:: DATA RECORDS ::

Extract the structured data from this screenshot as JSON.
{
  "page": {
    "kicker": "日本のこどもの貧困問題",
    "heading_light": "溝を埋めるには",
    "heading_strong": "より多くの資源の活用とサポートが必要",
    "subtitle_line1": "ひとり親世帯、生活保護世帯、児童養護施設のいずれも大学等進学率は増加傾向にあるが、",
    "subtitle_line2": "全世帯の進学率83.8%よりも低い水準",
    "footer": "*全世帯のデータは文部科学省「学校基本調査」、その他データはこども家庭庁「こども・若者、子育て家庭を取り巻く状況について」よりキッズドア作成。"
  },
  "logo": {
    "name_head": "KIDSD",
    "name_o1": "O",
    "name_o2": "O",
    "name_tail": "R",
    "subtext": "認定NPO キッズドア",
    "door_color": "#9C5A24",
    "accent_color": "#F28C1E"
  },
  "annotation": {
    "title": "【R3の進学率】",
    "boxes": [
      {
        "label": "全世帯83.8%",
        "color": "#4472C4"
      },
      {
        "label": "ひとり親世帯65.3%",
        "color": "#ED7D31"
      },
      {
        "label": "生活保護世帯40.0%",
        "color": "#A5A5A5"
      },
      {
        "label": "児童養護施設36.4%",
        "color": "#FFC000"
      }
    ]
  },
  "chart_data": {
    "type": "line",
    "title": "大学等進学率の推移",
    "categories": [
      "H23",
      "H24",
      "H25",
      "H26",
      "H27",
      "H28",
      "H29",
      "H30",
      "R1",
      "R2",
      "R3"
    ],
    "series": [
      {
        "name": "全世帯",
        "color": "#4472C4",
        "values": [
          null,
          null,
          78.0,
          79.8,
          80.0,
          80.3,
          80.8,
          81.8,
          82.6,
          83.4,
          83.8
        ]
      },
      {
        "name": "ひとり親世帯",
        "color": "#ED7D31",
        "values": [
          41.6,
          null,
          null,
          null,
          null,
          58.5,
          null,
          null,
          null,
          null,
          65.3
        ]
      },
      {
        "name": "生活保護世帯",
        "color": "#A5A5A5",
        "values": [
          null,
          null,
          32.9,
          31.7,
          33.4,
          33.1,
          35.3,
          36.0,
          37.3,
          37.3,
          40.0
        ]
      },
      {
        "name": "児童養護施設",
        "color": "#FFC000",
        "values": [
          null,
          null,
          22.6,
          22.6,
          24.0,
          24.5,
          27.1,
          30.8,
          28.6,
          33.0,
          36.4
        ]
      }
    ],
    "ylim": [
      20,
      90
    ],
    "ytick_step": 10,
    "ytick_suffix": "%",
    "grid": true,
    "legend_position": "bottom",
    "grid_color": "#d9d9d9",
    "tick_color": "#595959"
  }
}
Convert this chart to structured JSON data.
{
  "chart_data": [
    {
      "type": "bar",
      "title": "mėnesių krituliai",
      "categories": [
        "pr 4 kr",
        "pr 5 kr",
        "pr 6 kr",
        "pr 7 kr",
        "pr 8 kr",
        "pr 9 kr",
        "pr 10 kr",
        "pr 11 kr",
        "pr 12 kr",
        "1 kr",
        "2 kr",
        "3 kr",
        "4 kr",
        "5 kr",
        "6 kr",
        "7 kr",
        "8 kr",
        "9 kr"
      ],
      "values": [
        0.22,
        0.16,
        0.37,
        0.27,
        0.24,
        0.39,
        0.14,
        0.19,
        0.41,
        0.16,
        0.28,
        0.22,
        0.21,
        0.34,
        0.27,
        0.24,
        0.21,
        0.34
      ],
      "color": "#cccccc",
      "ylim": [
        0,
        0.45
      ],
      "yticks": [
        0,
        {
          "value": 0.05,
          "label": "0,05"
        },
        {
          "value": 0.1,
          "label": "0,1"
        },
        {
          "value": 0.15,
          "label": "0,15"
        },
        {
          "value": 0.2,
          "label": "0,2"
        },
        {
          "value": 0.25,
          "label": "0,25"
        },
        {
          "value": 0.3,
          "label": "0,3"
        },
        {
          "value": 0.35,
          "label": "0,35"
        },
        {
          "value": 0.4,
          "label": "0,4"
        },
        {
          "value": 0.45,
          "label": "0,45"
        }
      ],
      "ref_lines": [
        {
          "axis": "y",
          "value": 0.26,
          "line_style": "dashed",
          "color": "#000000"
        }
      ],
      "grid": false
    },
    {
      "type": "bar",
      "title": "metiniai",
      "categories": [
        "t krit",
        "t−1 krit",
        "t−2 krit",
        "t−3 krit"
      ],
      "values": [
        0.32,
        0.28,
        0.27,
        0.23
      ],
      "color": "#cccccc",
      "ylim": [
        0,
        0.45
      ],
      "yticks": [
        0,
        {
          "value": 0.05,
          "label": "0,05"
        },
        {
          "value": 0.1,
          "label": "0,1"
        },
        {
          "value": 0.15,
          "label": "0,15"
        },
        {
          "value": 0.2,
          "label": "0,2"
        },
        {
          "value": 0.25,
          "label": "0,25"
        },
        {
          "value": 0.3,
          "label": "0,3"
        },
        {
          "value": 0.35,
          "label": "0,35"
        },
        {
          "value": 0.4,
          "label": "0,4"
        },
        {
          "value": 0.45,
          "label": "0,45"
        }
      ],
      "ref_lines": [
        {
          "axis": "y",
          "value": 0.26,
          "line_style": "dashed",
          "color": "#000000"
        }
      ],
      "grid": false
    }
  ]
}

:::

GIVEN TASK: Extract, word for word, each line of the listing above.

THE SOLUTION:
Extract the structured data from this screenshot as JSON.
{
  "page": {
    "kicker": "日本のこどもの貧困問題",
    "heading_light": "溝を埋めるには",
    "heading_strong": "より多くの資源の活用とサポートが必要",
    "subtitle_line1": "ひとり親世帯、生活保護世帯、児童養護施設のいずれも大学等進学率は増加傾向にあるが、",
    "subtitle_line2": "全世帯の進学率83.8%よりも低い水準",
    "footer": "*全世帯のデータは文部科学省「学校基本調査」、その他データはこども家庭庁「こども・若者、子育て家庭を取り巻く状況について」よりキッズドア作成。"
  },
  "logo": {
    "name_head": "KIDSD",
    "name_o1": "O",
    "name_o2": "O",
    "name_tail": "R",
    "subtext": "認定NPO キッズドア",
    "door_color": "#9C5A24",
    "accent_color": "#F28C1E"
  },
  "annotation": {
    "title": "【R3の進学率】",
    "boxes": [
      {
        "label": "全世帯83.8%",
        "color": "#4472C4"
      },
      {
        "label": "ひとり親世帯65.3%",
        "color": "#ED7D31"
      },
      {
        "label": "生活保護世帯40.0%",
        "color": "#A5A5A5"
      },
      {
        "label": "児童養護施設36.4%",
        "color": "#FFC000"
      }
    ]
  },
  "chart_data": {
    "type": "line",
    "title": "大学等進学率の推移",
    "categories": [
      "H23",
      "H24",
      "H25",
      "H26",
      "H27",
      "H28",
      "H29",
      "H30",
      "R1",
      "R2",
      "R3"
    ],
    "series": [
      {
        "name": "全世帯",
        "color": "#4472C4",
        "values": [
          null,
          null,
          78.0,
          79.8,
          80.0,
          80.3,
          80.8,
          81.8,
          82.6,
          83.4,
          83.8
        ]
      },
      {
        "name": "ひとり親世帯",
        "color": "#ED7D31",
        "values": [
          41.6,
          null,
          null,
          null,
          null,
          58.5,
          null,
          null,
          null,
          null,
          65.3
        ]
      },
      {
        "name": "生活保護世帯",
        "color": "#A5A5A5",
        "values": [
          null,
          null,
          32.9,
          31.7,
          33.4,
          33.1,
          35.3,
          36.0,
          37.3,
          37.3,
          40.0
        ]
      },
      {
        "name": "児童養護施設",
        "color": "#FFC000",
        "values": [
          null,
          null,
          22.6,
          22.6,
          24.0,
          24.5,
          27.1,
          30.8,
          28.6,
          33.0,
          36.4
        ]
      }
    ],
    "ylim": [
      20,
      90
    ],
    "ytick_step": 10,
    "ytick_suffix": "%",
    "grid": true,
    "legend_position": "bottom",
    "grid_color": "#d9d9d9",
    "tick_color": "#595959"
  }
}
Convert this chart to structured JSON data.
{
  "chart_data": [
    {
      "type": "bar",
      "title": "mėnesių krituliai",
      "categories": [
        "pr 4 kr",
        "pr 5 kr",
        "pr 6 kr",
        "pr 7 kr",
        "pr 8 kr",
        "pr 9 kr",
        "pr 10 kr",
        "pr 11 kr",
        "pr 12 kr",
        "1 kr",
        "2 kr",
        "3 kr",
        "4 kr",
        "5 kr",
        "6 kr",
        "7 kr",
        "8 kr",
        "9 kr"
      ],
      "values": [
        0.22,
        0.16,
        0.37,
        0.27,
        0.24,
        0.39,
        0.14,
        0.19,
        0.41,
        0.16,
        0.28,
        0.22,
        0.21,
        0.34,
        0.27,
        0.24,
        0.21,
        0.34
      ],
      "color": "#cccccc",
      "ylim": [
        0,
        0.45
      ],
      "yticks": [
        0,
        {
          "value": 0.05,
          "label": "0,05"
        },
        {
          "value": 0.1,
          "label": "0,1"
        },
        {
          "value": 0.15,
          "label": "0,15"
        },
        {
          "value": 0.2,
          "label": "0,2"
        },
        {
          "value": 0.25,
          "label": "0,25"
        },
        {
          "value": 0.3,
          "label": "0,3"
        },
        {
          "value": 0.35,
          "label": "0,35"
        },
        {
          "value": 0.4,
          "label": "0,4"
        },
        {
          "value": 0.45,
          "label": "0,45"
        }
      ],
      "ref_lines": [
        {
          "axis": "y",
          "value": 0.26,
          "line_style": "dashed",
          "color": "#000000"
        }
      ],
      "grid": false
    },
    {
      "type": "bar",
      "title": "metiniai",
      "categories": [
        "t krit",
        "t−1 krit",
        "t−2 krit",
        "t−3 krit"
      ],
      "values": [
        0.32,
        0.28,
        0.27,
        0.23
      ],
      "color": "#cccccc",
      "ylim": [
        0,
        0.45
      ],
      "yticks": [
        0,
        {
          "value": 0.05,
          "label": "0,05"
        },
        {
          "value": 0.1,
          "label": "0,1"
        },
        {
          "value": 0.15,
          "label": "0,15"
        },
        {
          "value": 0.2,
          "label": "0,2"
        },
        {
          "value": 0.25,
          "label": "0,25"
        },
        {
          "value": 0.3,
          "label": "0,3"
        },
        {
          "value": 0.35,
          "label": "0,35"
        },
        {
          "value": 0.4,
          "label": "0,4"
        },
        {
          "value": 0.45,
          "label": "0,45"
        }
      ],
      "ref_lines": [
        {
          "axis": "y",
          "value": 0.26,
          "line_style": "dashed",
          "color": "#000000"
        }
      ],
      "grid": false
    }
  ]
}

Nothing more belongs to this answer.